— Start of Source data —
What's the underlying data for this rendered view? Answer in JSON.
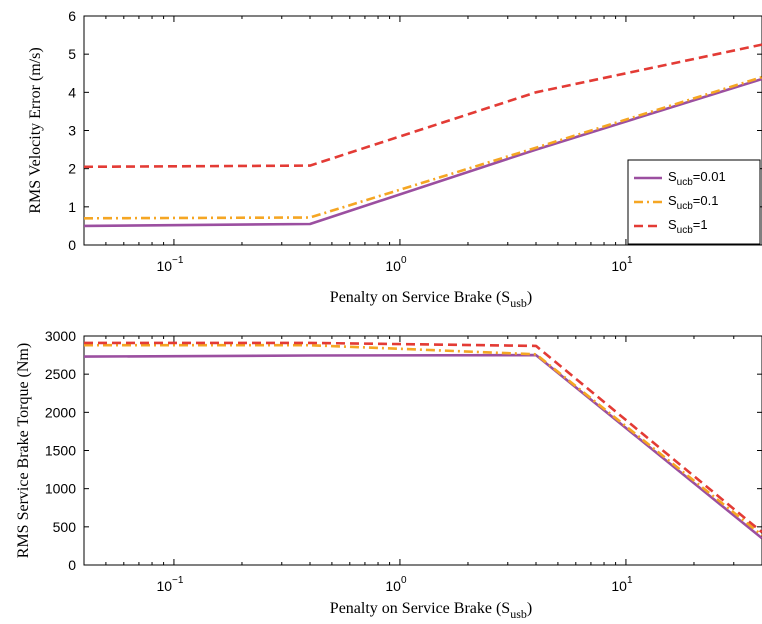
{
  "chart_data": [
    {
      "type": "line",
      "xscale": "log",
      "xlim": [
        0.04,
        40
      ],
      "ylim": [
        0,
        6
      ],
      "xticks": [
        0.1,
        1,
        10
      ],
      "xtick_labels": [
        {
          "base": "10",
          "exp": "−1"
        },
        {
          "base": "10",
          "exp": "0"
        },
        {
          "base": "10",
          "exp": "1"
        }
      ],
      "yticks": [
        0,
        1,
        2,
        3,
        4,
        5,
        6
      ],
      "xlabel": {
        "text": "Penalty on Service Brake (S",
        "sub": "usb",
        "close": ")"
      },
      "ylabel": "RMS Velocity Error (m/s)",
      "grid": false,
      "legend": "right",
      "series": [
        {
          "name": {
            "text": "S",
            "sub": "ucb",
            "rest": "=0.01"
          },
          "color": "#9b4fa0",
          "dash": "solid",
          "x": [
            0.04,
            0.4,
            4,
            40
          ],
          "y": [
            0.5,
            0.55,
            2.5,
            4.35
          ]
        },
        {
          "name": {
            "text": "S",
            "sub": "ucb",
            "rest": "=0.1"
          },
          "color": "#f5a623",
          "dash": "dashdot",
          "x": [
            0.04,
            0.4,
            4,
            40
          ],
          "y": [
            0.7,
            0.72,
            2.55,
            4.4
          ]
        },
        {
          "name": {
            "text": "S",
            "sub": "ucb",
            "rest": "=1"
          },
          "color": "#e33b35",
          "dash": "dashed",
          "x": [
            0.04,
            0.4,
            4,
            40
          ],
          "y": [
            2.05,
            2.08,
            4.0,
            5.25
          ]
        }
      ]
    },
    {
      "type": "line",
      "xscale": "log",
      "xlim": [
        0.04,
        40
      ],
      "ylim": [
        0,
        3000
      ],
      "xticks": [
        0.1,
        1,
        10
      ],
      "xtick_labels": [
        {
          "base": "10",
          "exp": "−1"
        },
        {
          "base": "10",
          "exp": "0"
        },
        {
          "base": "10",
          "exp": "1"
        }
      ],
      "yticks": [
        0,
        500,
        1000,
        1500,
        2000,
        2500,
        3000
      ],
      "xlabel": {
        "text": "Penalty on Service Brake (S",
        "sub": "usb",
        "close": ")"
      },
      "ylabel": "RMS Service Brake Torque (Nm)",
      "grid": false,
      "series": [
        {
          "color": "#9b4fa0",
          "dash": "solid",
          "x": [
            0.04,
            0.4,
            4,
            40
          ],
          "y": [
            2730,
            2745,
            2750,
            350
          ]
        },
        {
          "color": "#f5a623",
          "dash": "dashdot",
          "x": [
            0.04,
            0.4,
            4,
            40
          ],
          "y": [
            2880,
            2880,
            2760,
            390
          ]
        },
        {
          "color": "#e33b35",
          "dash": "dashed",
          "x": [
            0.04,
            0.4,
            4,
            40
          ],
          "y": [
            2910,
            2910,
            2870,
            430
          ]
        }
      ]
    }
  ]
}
— End of Source data —
▸ **What this task involves**:
Pictures don't belong in the copy. Transcribe every record exactly as it appears.

▸ **Result of this task**:
What's the underlying data for this rendered view? Answer in JSON.
{
  "chart_data": [
    {
      "type": "line",
      "xscale": "log",
      "xlim": [
        0.04,
        40
      ],
      "ylim": [
        0,
        6
      ],
      "xticks": [
        0.1,
        1,
        10
      ],
      "xtick_labels": [
        {
          "base": "10",
          "exp": "−1"
        },
        {
          "base": "10",
          "exp": "0"
        },
        {
          "base": "10",
          "exp": "1"
        }
      ],
      "yticks": [
        0,
        1,
        2,
        3,
        4,
        5,
        6
      ],
      "xlabel": {
        "text": "Penalty on Service Brake (S",
        "sub": "usb",
        "close": ")"
      },
      "ylabel": "RMS Velocity Error (m/s)",
      "grid": false,
      "legend": "right",
      "series": [
        {
          "name": {
            "text": "S",
            "sub": "ucb",
            "rest": "=0.01"
          },
          "color": "#9b4fa0",
          "dash": "solid",
          "x": [
            0.04,
            0.4,
            4,
            40
          ],
          "y": [
            0.5,
            0.55,
            2.5,
            4.35
          ]
        },
        {
          "name": {
            "text": "S",
            "sub": "ucb",
            "rest": "=0.1"
          },
          "color": "#f5a623",
          "dash": "dashdot",
          "x": [
            0.04,
            0.4,
            4,
            40
          ],
          "y": [
            0.7,
            0.72,
            2.55,
            4.4
          ]
        },
        {
          "name": {
            "text": "S",
            "sub": "ucb",
            "rest": "=1"
          },
          "color": "#e33b35",
          "dash": "dashed",
          "x": [
            0.04,
            0.4,
            4,
            40
          ],
          "y": [
            2.05,
            2.08,
            4.0,
            5.25
          ]
        }
      ]
    },
    {
      "type": "line",
      "xscale": "log",
      "xlim": [
        0.04,
        40
      ],
      "ylim": [
        0,
        3000
      ],
      "xticks": [
        0.1,
        1,
        10
      ],
      "xtick_labels": [
        {
          "base": "10",
          "exp": "−1"
        },
        {
          "base": "10",
          "exp": "0"
        },
        {
          "base": "10",
          "exp": "1"
        }
      ],
      "yticks": [
        0,
        500,
        1000,
        1500,
        2000,
        2500,
        3000
      ],
      "xlabel": {
        "text": "Penalty on Service Brake (S",
        "sub": "usb",
        "close": ")"
      },
      "ylabel": "RMS Service Brake Torque (Nm)",
      "grid": false,
      "series": [
        {
          "color": "#9b4fa0",
          "dash": "solid",
          "x": [
            0.04,
            0.4,
            4,
            40
          ],
          "y": [
            2730,
            2745,
            2750,
            350
          ]
        },
        {
          "color": "#f5a623",
          "dash": "dashdot",
          "x": [
            0.04,
            0.4,
            4,
            40
          ],
          "y": [
            2880,
            2880,
            2760,
            390
          ]
        },
        {
          "color": "#e33b35",
          "dash": "dashed",
          "x": [
            0.04,
            0.4,
            4,
            40
          ],
          "y": [
            2910,
            2910,
            2870,
            430
          ]
        }
      ]
    }
  ]
}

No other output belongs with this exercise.